TASK REQUIREMENTS:
Beneath this task is a listing. State how many of its lines include the string "Display", giving nothing but the number.

--- DATA PROVIDED ---

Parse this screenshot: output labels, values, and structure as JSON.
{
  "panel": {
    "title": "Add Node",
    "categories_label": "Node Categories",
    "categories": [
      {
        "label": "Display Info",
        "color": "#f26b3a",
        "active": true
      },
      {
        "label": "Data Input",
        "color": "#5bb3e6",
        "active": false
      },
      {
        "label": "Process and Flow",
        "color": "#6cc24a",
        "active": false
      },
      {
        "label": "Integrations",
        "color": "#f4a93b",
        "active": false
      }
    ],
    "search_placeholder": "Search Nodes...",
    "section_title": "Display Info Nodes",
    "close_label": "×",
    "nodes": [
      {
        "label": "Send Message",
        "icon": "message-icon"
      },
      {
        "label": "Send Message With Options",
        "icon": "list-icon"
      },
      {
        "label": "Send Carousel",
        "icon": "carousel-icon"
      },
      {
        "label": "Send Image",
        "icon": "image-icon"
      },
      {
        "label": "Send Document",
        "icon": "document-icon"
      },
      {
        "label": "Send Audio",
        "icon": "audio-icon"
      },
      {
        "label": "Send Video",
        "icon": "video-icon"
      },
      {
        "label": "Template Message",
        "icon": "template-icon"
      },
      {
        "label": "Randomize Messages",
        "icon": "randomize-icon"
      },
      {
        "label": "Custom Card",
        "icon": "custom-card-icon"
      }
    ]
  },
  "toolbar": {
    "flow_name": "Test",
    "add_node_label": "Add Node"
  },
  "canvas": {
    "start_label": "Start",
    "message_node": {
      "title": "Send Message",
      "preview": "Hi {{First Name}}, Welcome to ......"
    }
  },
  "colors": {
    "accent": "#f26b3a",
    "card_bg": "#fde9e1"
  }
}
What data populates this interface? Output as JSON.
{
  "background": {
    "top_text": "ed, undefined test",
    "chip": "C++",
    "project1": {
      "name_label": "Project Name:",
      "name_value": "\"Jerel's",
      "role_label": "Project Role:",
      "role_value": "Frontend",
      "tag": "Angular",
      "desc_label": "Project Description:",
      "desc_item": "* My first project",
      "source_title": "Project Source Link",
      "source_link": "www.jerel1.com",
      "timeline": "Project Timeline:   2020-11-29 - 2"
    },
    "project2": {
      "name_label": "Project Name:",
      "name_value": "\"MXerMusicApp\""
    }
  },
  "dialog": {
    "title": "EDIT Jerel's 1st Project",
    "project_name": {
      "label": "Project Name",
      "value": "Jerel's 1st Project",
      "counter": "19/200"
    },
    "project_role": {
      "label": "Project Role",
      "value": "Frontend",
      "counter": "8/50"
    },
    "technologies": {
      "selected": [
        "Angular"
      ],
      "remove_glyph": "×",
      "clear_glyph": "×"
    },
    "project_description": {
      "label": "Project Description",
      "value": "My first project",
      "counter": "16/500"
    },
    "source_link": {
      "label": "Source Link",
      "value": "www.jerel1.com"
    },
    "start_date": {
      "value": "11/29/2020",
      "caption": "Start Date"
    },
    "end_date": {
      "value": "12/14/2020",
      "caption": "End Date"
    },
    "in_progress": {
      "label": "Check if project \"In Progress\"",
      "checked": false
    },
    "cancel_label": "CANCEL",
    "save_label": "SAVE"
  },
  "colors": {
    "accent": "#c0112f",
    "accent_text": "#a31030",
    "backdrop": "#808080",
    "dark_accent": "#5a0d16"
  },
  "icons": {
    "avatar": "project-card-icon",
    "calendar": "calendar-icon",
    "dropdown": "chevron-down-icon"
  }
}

---

WRITTEN REPLY:
2